-- BEGIN RECORDS PROVIDED --

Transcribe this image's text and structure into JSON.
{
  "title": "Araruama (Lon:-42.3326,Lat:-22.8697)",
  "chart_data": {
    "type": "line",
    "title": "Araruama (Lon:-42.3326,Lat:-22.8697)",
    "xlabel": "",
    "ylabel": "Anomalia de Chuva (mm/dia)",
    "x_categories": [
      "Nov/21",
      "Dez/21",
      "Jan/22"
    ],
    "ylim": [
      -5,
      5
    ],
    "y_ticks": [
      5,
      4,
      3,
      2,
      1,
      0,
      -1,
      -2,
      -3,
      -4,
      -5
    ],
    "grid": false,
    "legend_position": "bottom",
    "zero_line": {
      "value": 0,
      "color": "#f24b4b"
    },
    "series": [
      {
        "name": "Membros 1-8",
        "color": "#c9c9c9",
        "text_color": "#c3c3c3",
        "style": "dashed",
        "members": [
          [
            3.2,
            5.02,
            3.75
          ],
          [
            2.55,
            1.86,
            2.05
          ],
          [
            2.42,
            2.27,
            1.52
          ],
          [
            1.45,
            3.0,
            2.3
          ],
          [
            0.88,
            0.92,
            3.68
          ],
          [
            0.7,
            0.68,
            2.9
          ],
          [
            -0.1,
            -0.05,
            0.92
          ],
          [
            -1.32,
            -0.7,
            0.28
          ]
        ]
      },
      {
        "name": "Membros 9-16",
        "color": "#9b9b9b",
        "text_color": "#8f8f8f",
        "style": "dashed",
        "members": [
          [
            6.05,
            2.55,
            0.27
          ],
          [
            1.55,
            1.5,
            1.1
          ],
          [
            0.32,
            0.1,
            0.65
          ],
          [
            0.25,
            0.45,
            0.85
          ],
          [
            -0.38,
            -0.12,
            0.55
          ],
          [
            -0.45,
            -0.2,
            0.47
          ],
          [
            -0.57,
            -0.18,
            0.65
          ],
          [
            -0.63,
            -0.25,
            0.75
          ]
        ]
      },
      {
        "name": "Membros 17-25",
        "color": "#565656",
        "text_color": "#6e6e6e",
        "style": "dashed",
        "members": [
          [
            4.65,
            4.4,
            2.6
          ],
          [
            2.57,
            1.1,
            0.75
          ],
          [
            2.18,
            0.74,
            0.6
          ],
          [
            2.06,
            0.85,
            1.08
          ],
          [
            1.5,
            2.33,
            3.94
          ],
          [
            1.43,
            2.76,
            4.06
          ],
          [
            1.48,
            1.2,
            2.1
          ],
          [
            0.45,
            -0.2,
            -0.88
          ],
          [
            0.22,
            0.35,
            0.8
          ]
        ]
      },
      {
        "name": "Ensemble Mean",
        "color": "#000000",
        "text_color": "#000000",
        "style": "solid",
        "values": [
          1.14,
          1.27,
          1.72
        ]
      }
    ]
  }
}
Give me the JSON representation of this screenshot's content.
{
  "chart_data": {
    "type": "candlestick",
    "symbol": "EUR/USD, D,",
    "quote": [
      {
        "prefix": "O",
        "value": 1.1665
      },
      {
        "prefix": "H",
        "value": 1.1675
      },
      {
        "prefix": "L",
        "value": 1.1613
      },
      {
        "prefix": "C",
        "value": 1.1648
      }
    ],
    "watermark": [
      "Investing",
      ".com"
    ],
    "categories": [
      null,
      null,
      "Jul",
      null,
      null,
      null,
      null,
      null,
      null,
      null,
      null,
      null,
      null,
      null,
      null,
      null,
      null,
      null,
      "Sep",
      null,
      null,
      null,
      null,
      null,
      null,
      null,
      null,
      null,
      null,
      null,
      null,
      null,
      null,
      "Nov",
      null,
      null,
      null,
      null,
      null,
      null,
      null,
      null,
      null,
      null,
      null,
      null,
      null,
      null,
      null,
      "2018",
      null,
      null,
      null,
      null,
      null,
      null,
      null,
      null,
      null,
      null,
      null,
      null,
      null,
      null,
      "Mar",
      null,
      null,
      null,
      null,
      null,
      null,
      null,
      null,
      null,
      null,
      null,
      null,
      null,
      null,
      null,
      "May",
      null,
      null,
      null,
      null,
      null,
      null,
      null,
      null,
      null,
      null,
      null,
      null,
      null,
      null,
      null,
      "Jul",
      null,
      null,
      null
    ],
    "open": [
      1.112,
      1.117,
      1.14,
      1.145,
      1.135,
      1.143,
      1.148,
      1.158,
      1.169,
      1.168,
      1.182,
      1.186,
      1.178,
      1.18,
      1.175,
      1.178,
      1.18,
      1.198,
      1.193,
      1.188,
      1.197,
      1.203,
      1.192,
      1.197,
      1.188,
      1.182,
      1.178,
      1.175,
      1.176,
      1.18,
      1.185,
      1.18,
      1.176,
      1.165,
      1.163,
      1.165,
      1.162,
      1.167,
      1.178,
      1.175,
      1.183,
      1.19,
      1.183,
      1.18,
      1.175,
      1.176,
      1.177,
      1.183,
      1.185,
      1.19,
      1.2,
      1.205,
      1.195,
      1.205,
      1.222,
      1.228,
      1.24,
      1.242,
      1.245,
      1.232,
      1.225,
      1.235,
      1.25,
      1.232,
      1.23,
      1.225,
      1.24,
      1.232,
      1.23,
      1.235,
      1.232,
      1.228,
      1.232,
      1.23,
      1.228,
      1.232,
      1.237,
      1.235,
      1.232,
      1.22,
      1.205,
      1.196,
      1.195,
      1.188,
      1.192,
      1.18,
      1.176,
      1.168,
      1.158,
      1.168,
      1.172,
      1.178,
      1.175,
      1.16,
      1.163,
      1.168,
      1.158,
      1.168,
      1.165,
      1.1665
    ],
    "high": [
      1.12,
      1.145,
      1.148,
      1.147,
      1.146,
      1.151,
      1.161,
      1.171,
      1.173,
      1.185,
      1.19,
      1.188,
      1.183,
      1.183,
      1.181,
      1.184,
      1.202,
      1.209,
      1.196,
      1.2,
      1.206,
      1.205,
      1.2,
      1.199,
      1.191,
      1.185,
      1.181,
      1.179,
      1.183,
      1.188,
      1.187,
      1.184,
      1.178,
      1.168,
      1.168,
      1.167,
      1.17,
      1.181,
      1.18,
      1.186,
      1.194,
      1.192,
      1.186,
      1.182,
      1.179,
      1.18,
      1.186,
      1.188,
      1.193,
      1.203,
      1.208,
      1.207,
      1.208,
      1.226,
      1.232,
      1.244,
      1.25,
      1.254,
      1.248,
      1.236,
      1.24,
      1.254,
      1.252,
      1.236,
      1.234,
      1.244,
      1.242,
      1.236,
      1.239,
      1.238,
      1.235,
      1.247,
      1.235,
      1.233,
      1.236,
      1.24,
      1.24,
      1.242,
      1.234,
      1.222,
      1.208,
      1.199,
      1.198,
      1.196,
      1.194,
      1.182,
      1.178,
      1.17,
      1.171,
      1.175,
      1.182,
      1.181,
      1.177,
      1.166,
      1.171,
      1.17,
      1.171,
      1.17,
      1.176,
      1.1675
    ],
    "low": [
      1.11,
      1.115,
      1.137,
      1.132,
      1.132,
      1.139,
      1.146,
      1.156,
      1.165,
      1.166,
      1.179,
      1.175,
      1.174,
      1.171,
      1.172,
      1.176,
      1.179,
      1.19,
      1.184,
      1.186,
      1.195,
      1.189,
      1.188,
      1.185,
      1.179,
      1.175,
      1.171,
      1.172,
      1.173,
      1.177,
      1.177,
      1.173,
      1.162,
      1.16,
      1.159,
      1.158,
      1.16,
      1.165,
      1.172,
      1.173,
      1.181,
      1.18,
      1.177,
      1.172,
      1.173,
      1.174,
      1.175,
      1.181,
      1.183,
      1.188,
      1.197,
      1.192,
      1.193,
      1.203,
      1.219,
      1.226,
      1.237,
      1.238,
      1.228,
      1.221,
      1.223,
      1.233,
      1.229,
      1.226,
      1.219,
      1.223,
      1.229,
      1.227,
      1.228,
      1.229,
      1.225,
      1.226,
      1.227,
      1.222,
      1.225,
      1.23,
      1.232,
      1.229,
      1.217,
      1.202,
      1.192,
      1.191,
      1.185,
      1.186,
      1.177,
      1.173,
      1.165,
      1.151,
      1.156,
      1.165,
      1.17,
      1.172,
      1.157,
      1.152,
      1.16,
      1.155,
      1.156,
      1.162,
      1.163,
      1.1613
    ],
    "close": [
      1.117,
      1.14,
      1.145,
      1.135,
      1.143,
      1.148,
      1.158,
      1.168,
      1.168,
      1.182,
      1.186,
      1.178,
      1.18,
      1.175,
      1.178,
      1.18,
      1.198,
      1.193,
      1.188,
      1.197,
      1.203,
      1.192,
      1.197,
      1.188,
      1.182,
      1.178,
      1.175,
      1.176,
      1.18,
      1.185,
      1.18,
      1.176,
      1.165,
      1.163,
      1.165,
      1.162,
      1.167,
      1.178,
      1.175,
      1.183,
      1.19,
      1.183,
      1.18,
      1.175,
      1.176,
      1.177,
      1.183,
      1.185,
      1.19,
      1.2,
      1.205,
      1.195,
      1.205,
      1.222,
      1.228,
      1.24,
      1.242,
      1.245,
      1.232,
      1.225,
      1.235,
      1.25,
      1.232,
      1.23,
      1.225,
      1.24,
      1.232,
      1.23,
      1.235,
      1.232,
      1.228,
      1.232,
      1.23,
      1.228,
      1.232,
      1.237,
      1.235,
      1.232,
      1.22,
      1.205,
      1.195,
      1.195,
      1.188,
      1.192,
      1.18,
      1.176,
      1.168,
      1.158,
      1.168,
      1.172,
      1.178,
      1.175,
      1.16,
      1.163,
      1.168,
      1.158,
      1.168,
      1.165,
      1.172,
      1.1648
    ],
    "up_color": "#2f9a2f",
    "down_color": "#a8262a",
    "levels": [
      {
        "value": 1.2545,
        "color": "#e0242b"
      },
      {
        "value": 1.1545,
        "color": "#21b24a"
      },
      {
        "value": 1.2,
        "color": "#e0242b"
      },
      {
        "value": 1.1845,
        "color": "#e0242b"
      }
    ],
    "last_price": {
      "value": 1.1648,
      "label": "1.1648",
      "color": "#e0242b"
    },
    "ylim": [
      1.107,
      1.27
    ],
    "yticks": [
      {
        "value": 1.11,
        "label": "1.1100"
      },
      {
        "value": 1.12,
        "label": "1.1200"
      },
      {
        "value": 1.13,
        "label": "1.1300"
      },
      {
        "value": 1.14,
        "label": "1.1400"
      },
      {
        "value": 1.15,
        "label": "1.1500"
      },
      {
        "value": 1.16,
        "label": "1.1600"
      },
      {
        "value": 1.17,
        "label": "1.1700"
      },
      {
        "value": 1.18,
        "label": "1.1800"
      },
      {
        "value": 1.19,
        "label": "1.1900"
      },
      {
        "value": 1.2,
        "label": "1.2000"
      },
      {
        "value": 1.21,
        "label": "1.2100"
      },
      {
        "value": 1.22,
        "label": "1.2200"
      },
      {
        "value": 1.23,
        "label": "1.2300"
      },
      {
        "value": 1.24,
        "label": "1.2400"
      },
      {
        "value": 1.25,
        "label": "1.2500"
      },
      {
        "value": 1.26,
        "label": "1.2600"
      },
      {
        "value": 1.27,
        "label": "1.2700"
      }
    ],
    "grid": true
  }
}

-- END RECORDS PROVIDED --

EXERCISE DETAILS: Your task is to gather every line with the word "this" and copy it.

FULL ANSWER:
Transcribe this image's text and structure into JSON.
Give me the JSON representation of this screenshot's content.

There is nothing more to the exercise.